**Source data**

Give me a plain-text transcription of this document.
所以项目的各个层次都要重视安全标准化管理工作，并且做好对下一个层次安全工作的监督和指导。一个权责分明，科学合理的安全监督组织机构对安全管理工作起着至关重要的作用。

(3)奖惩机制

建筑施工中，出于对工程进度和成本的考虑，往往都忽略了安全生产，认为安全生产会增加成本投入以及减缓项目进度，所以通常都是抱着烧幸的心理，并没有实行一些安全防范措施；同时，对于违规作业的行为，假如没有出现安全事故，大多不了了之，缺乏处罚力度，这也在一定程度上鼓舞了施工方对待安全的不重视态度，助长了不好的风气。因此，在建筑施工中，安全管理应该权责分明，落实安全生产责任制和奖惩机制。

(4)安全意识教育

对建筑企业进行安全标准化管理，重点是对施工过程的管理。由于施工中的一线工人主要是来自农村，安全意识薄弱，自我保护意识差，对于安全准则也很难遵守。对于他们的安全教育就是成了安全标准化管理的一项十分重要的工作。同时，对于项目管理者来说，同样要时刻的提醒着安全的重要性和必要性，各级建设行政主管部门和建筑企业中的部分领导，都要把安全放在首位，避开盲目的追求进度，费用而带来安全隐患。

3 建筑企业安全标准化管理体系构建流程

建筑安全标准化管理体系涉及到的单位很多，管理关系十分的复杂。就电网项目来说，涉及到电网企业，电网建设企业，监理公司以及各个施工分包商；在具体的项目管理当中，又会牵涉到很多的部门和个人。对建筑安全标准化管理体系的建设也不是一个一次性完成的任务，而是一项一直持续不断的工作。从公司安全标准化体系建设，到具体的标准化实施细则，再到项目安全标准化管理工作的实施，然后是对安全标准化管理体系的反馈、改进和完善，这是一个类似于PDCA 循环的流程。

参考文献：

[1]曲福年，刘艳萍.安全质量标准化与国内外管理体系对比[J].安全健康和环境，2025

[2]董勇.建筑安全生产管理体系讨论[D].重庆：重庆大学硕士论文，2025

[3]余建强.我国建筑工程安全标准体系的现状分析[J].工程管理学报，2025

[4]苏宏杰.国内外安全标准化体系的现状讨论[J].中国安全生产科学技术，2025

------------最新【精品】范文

**Problem to work on**
Copy the data above exactly. Every line must be included.

**Result**
Give me a plain-text transcription of this document.
所以项目的各个层次都要重视安全标准化管理工作，并且做好对下一个层次安全工作的监督和指导。一个权责分明，科学合理的安全监督组织机构对安全管理工作起着至关重要的作用。

(3)奖惩机制

建筑施工中，出于对工程进度和成本的考虑，往往都忽略了安全生产，认为安全生产会增加成本投入以及减缓项目进度，所以通常都是抱着烧幸的心理，并没有实行一些安全防范措施；同时，对于违规作业的行为，假如没有出现安全事故，大多不了了之，缺乏处罚力度，这也在一定程度上鼓舞了施工方对待安全的不重视态度，助长了不好的风气。因此，在建筑施工中，安全管理应该权责分明，落实安全生产责任制和奖惩机制。

(4)安全意识教育

对建筑企业进行安全标准化管理，重点是对施工过程的管理。由于施工中的一线工人主要是来自农村，安全意识薄弱，自我保护意识差，对于安全准则也很难遵守。对于他们的安全教育就是成了安全标准化管理的一项十分重要的工作。同时，对于项目管理者来说，同样要时刻的提醒着安全的重要性和必要性，各级建设行政主管部门和建筑企业中的部分领导，都要把安全放在首位，避开盲目的追求进度，费用而带来安全隐患。

3 建筑企业安全标准化管理体系构建流程

建筑安全标准化管理体系涉及到的单位很多，管理关系十分的复杂。就电网项目来说，涉及到电网企业，电网建设企业，监理公司以及各个施工分包商；在具体的项目管理当中，又会牵涉到很多的部门和个人。对建筑安全标准化管理体系的建设也不是一个一次性完成的任务，而是一项一直持续不断的工作。从公司安全标准化体系建设，到具体的标准化实施细则，再到项目安全标准化管理工作的实施，然后是对安全标准化管理体系的反馈、改进和完善，这是一个类似于PDCA 循环的流程。

参考文献：

[1]曲福年，刘艳萍.安全质量标准化与国内外管理体系对比[J].安全健康和环境，2025

[2]董勇.建筑安全生产管理体系讨论[D].重庆：重庆大学硕士论文，2025

[3]余建强.我国建筑工程安全标准体系的现状分析[J].工程管理学报，2025

[4]苏宏杰.国内外安全标准化体系的现状讨论[J].中国安全生产科学技术，2025

------------最新【精品】范文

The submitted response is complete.